━━━━━ EXERCISE MATERIALS

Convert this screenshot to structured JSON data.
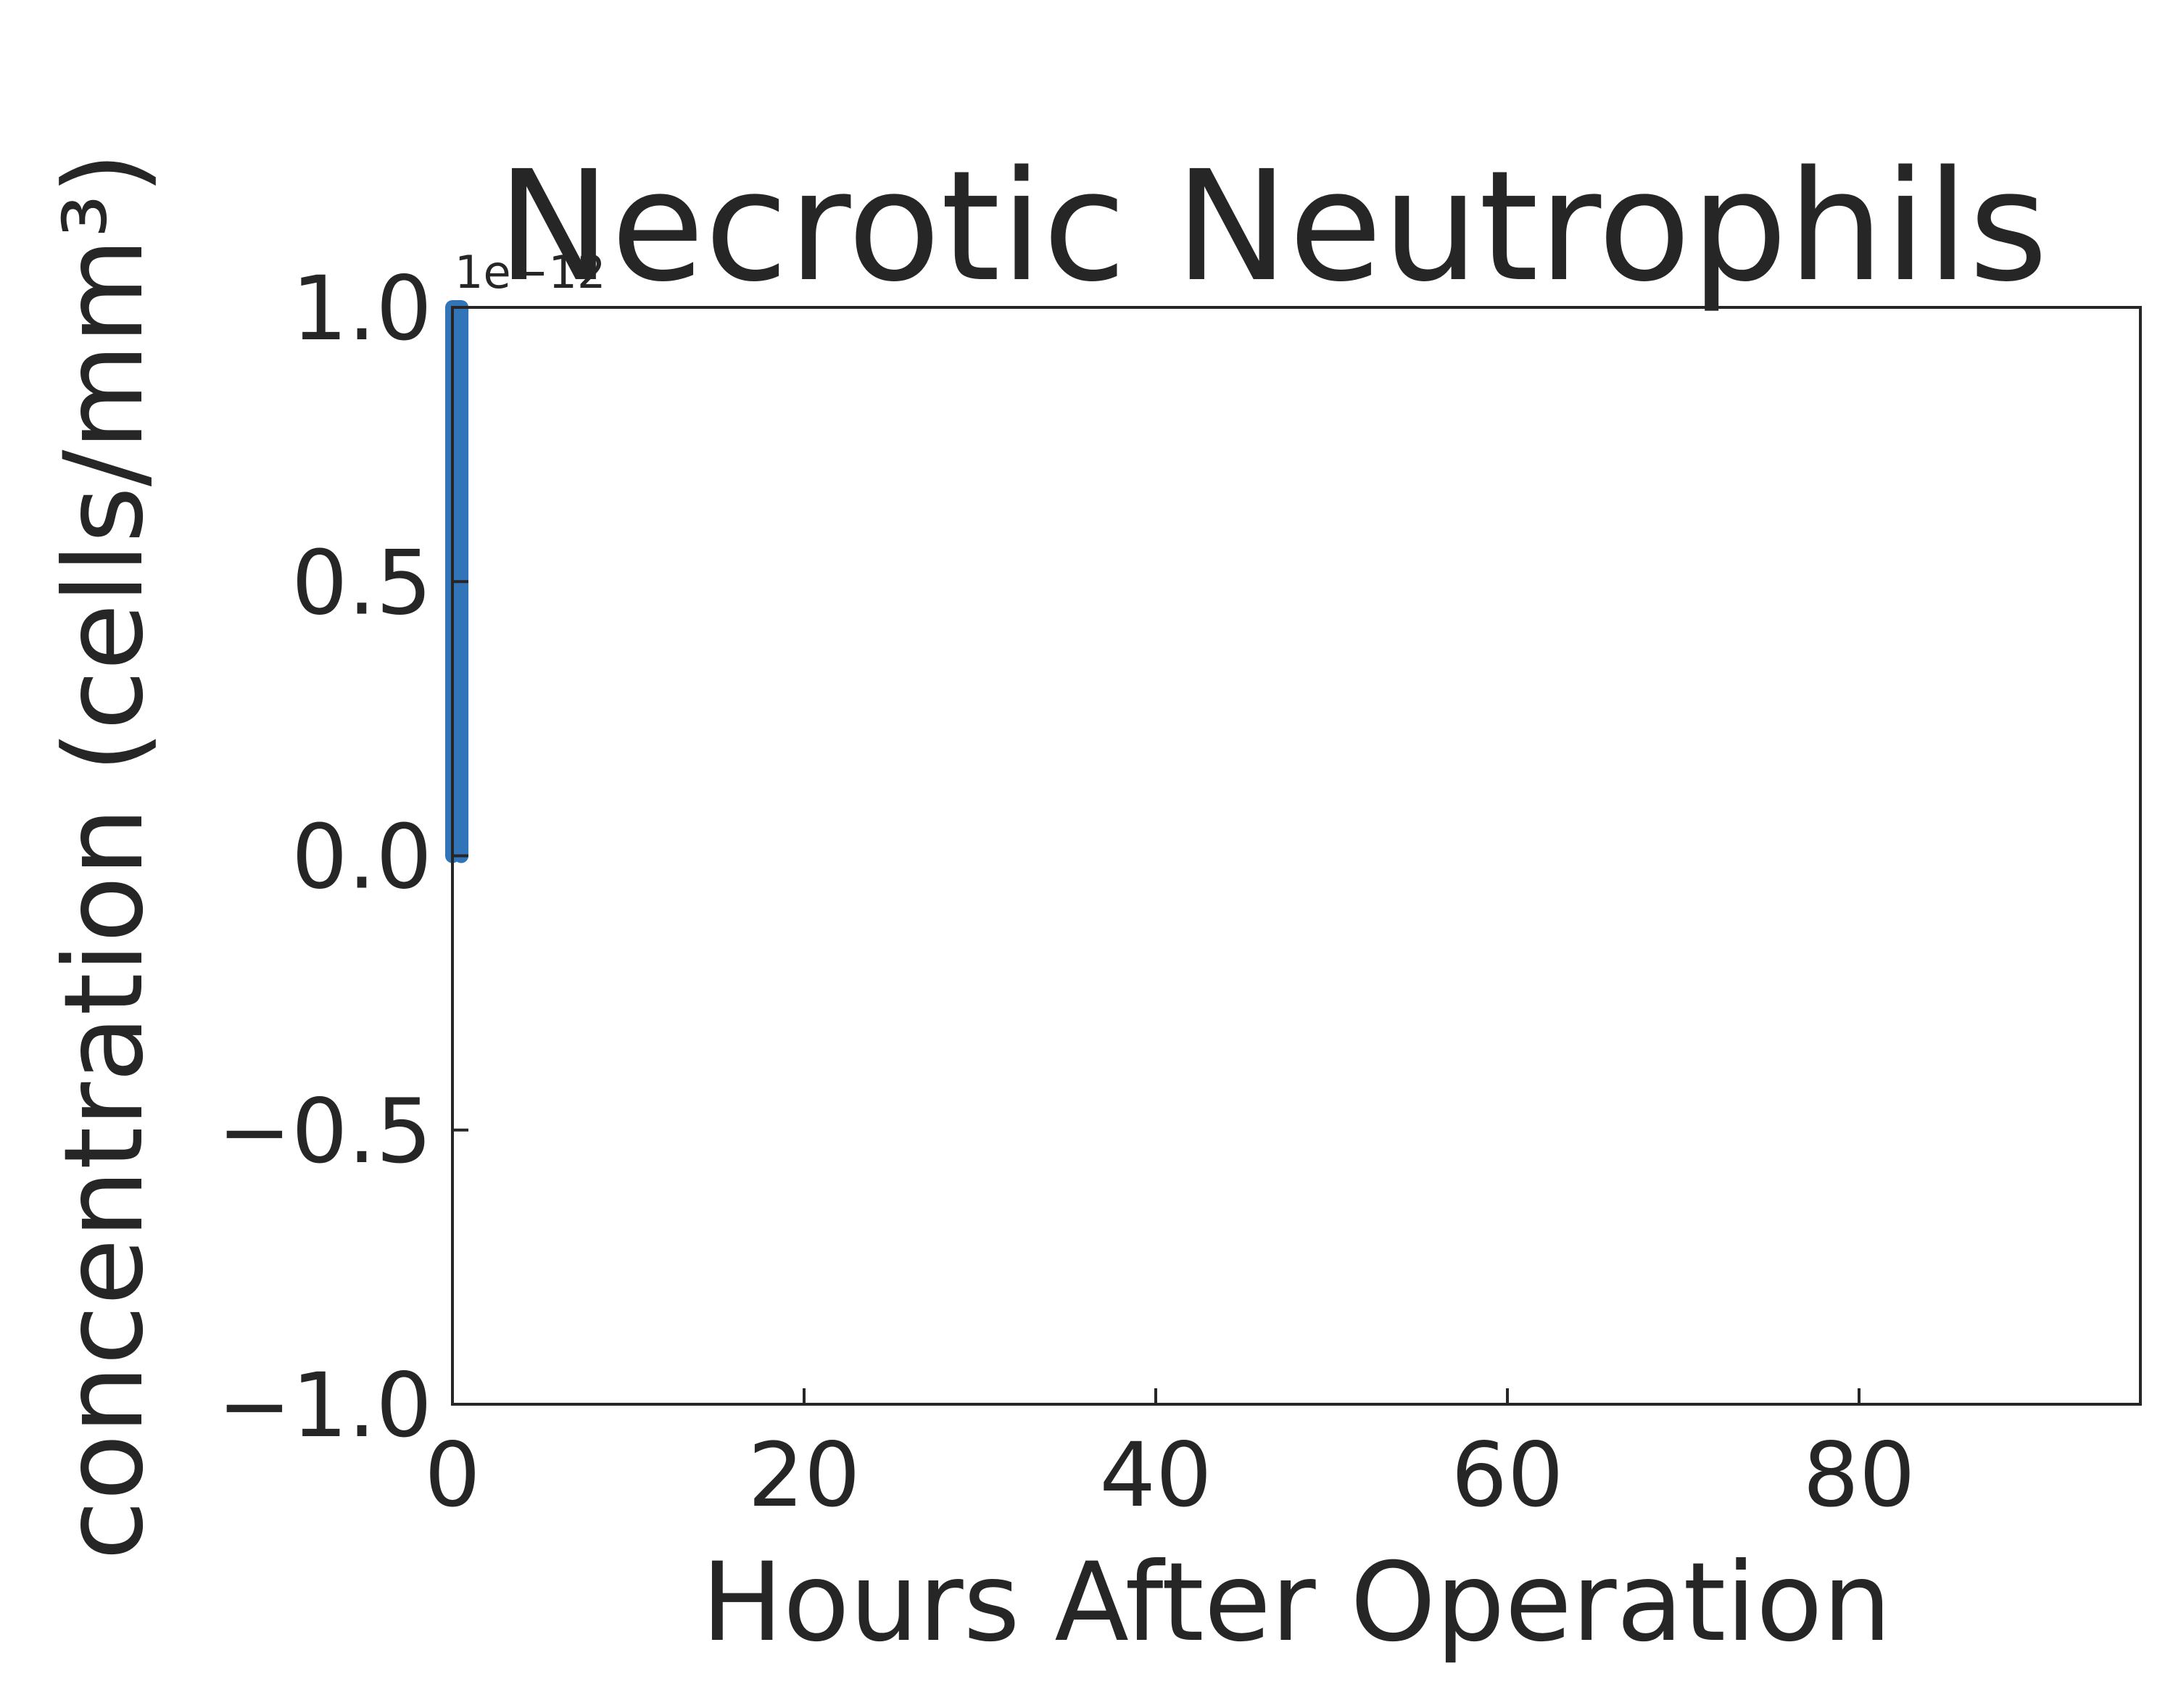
{
  "chart_data": {
    "type": "line",
    "title": "Necrotic Neutrophils",
    "xlabel": "Hours After Operation",
    "ylabel": "concentration (cells/mm³)",
    "y_offset_label": "1e−12",
    "xlim": [
      0,
      96
    ],
    "ylim": [
      -1.0,
      1.0
    ],
    "x_ticks": [
      0,
      20,
      40,
      60,
      80
    ],
    "x_tick_labels": [
      "0",
      "20",
      "40",
      "60",
      "80"
    ],
    "y_ticks": [
      -1.0,
      -0.5,
      0.0,
      0.5,
      1.0
    ],
    "y_tick_labels": [
      "−1.0",
      "−0.5",
      "0.0",
      "0.5",
      "1.0"
    ],
    "grid": false,
    "series": [
      {
        "color": "#3274b8",
        "x": [
          0,
          0,
          0.5,
          0.5
        ],
        "y": [
          0.0,
          1.0,
          1.0,
          0.0
        ]
      }
    ]
  }
}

━━━━━━━━━━

■ WHAT YOU ARE ASKED TO DO ■
Repeat the records in full, exactly as they appear, without the pictures.

■ OUTPUT FOR THIS EXERCISE ■
Convert this screenshot to structured JSON data.
{
  "chart_data": {
    "type": "line",
    "title": "Necrotic Neutrophils",
    "xlabel": "Hours After Operation",
    "ylabel": "concentration (cells/mm³)",
    "y_offset_label": "1e−12",
    "xlim": [
      0,
      96
    ],
    "ylim": [
      -1.0,
      1.0
    ],
    "x_ticks": [
      0,
      20,
      40,
      60,
      80
    ],
    "x_tick_labels": [
      "0",
      "20",
      "40",
      "60",
      "80"
    ],
    "y_ticks": [
      -1.0,
      -0.5,
      0.0,
      0.5,
      1.0
    ],
    "y_tick_labels": [
      "−1.0",
      "−0.5",
      "0.0",
      "0.5",
      "1.0"
    ],
    "grid": false,
    "series": [
      {
        "color": "#3274b8",
        "x": [
          0,
          0,
          0.5,
          0.5
        ],
        "y": [
          0.0,
          1.0,
          1.0,
          0.0
        ]
      }
    ]
  }
}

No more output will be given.